Stated exercise:
Copy out the line containing "What's the underlying" and each line after it, through the last one in the material, exactly as written.

Material to process:
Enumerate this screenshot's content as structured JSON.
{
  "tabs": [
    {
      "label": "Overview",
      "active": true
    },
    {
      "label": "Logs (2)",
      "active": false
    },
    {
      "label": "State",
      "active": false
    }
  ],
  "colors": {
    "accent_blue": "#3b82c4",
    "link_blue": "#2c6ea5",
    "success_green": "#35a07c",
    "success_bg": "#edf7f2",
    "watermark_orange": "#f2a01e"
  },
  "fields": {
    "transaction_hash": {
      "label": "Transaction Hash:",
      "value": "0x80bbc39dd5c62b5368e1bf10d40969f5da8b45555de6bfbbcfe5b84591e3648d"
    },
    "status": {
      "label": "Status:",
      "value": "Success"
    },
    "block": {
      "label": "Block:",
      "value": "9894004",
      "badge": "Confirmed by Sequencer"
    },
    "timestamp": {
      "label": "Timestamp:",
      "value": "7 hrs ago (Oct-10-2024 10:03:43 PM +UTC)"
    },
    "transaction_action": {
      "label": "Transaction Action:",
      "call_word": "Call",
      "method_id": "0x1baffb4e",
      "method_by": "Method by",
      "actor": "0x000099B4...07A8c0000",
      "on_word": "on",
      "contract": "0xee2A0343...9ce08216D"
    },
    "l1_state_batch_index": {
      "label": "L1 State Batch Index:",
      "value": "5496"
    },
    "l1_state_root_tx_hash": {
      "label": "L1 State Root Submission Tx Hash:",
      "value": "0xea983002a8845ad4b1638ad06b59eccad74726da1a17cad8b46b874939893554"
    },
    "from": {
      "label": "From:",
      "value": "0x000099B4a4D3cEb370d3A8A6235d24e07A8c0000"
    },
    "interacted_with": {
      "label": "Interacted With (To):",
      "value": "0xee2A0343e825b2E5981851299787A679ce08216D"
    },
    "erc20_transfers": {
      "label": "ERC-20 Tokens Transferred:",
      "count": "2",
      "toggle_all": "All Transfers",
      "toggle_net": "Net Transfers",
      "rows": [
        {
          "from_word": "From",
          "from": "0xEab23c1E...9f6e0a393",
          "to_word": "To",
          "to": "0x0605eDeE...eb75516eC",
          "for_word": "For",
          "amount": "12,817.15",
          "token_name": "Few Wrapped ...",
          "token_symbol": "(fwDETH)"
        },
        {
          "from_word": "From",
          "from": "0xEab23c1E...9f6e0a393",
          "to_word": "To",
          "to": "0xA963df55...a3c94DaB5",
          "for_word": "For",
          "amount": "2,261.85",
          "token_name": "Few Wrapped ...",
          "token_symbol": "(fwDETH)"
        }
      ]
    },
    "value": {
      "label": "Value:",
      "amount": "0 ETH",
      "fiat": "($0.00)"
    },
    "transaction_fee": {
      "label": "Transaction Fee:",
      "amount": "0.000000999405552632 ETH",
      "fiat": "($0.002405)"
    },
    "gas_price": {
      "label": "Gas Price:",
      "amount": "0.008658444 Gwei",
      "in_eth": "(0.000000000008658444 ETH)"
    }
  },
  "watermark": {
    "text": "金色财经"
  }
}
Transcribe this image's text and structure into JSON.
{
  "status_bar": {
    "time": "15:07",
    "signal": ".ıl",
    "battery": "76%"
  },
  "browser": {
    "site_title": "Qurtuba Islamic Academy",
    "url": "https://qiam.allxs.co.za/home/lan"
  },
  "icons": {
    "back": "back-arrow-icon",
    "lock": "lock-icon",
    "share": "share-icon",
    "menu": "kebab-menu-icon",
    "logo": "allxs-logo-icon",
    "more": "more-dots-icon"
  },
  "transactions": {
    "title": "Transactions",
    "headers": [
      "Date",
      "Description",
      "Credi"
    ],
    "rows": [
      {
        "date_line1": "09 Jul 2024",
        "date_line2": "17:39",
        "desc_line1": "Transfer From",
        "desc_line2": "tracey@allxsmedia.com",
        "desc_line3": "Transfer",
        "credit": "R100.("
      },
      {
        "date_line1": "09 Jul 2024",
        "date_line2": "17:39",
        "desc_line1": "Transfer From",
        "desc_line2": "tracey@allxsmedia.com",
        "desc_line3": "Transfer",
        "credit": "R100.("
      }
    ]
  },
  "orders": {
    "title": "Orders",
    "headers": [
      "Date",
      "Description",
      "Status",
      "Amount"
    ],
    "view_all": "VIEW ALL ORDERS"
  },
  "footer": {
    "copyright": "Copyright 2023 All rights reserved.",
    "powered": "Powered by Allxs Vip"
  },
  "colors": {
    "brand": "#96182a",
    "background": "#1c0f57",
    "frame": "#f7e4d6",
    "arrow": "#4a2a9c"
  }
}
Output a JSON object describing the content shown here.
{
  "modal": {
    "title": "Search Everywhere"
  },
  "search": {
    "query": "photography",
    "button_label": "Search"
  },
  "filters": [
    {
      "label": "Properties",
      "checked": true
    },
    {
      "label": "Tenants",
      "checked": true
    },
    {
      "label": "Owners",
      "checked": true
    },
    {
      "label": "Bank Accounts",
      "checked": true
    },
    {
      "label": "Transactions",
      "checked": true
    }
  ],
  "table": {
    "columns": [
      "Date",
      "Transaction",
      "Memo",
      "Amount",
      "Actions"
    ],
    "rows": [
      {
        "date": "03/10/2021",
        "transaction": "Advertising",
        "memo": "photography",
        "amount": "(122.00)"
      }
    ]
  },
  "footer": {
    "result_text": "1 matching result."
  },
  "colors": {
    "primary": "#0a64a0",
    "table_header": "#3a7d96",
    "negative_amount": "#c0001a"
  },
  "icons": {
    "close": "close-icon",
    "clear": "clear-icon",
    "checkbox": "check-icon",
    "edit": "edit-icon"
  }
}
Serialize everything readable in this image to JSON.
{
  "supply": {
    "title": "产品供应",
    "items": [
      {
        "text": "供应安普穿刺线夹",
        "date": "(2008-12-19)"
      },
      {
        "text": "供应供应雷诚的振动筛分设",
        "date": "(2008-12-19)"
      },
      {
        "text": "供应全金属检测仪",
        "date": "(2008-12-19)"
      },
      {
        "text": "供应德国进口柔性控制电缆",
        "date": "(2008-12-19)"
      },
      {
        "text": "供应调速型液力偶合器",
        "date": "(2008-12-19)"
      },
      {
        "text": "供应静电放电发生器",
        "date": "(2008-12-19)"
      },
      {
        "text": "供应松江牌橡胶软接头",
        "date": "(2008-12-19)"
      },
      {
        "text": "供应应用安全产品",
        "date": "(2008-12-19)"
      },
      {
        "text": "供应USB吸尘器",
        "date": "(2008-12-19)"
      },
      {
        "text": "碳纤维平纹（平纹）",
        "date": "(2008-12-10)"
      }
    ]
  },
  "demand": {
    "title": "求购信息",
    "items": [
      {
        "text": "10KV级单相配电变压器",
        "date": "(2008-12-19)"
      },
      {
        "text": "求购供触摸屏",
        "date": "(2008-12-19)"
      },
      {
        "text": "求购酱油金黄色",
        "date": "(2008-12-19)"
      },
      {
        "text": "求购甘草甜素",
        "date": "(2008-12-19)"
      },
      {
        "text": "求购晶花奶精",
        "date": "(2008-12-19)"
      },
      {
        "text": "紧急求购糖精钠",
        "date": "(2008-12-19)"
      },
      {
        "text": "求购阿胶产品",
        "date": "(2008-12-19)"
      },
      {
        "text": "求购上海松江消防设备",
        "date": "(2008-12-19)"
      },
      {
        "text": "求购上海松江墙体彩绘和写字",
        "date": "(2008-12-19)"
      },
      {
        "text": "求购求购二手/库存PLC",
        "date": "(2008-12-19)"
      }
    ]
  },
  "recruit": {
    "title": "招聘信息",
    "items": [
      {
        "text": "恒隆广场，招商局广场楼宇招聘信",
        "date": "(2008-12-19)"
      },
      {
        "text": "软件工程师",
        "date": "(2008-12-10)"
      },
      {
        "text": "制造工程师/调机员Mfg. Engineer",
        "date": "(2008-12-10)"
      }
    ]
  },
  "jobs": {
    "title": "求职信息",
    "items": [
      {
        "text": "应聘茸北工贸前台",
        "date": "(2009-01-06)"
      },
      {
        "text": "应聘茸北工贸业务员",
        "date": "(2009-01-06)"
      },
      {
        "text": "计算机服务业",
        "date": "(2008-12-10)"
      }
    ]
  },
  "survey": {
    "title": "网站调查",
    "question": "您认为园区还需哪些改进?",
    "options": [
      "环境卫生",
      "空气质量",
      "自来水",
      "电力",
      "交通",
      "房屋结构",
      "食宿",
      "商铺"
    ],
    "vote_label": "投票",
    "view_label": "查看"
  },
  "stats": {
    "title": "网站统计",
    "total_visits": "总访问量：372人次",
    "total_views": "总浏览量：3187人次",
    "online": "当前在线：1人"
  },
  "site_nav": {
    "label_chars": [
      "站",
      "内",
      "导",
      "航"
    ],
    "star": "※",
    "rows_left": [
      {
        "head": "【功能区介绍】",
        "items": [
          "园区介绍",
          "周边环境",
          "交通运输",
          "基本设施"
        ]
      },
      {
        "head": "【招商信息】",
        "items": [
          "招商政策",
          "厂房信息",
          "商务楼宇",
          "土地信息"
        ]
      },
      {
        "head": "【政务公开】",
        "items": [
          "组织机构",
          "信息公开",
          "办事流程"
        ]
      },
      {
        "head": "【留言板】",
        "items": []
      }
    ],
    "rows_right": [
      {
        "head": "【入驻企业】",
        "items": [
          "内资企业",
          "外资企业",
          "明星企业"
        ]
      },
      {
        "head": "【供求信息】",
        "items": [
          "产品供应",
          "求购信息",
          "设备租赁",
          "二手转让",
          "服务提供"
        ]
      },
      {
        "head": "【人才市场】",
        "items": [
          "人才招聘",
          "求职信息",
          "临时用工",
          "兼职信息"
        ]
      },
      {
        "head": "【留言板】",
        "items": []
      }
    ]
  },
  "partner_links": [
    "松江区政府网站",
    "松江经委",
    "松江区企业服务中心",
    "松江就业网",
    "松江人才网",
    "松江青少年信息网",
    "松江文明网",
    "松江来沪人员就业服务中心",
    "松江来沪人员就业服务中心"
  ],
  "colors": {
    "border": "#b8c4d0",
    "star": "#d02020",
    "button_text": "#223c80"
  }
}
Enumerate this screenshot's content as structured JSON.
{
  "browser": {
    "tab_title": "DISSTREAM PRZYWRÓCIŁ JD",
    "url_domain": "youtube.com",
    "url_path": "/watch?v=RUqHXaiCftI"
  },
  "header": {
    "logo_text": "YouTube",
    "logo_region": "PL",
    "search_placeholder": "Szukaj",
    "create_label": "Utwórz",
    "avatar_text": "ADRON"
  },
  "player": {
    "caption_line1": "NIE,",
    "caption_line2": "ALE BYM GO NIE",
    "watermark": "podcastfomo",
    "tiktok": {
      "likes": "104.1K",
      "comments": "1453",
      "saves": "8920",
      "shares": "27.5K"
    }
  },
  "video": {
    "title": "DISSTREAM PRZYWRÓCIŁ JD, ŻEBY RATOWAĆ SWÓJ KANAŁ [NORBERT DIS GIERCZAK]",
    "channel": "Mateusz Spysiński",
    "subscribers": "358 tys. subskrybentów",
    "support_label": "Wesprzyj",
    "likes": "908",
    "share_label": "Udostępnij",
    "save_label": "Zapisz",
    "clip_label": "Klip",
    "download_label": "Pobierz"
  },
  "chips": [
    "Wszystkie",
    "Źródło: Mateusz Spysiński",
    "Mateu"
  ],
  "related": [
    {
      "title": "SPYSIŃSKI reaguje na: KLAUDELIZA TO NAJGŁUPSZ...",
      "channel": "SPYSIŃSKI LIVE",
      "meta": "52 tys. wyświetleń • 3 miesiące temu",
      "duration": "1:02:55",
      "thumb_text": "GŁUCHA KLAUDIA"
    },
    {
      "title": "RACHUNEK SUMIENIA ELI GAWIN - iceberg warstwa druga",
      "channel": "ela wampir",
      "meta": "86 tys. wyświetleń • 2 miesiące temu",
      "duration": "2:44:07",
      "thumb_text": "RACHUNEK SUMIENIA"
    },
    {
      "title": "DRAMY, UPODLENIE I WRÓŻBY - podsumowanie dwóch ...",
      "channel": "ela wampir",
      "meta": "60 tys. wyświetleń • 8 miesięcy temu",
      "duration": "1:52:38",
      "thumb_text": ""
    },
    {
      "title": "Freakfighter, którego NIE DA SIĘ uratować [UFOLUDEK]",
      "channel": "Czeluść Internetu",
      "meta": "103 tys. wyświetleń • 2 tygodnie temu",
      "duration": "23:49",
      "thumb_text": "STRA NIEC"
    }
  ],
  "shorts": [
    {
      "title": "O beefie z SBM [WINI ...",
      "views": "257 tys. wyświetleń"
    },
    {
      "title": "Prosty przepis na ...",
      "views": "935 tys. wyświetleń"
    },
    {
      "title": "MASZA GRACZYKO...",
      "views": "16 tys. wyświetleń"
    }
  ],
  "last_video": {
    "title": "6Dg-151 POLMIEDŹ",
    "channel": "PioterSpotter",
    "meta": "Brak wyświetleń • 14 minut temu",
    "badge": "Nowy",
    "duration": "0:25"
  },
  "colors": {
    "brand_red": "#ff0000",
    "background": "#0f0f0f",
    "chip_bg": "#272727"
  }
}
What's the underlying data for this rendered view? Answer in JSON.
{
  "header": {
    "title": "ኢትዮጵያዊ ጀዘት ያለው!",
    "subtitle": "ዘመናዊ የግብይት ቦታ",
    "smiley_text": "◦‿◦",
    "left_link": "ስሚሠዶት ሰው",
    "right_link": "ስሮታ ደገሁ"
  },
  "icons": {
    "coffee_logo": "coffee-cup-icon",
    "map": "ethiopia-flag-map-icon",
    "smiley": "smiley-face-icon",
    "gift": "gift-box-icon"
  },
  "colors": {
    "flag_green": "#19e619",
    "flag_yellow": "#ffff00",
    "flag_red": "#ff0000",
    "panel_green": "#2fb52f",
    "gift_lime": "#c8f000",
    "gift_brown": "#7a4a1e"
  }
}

Worked answer:
What's the underlying data for this rendered view? Answer in JSON.
{
  "header": {
    "title": "ኢትዮጵያዊ ጀዘት ያለው!",
    "subtitle": "ዘመናዊ የግብይት ቦታ",
    "smiley_text": "◦‿◦",
    "left_link": "ስሚሠዶት ሰው",
    "right_link": "ስሮታ ደገሁ"
  },
  "icons": {
    "coffee_logo": "coffee-cup-icon",
    "map": "ethiopia-flag-map-icon",
    "smiley": "smiley-face-icon",
    "gift": "gift-box-icon"
  },
  "colors": {
    "flag_green": "#19e619",
    "flag_yellow": "#ffff00",
    "flag_red": "#ff0000",
    "panel_green": "#2fb52f",
    "gift_lime": "#c8f000",
    "gift_brown": "#7a4a1e"
  }
}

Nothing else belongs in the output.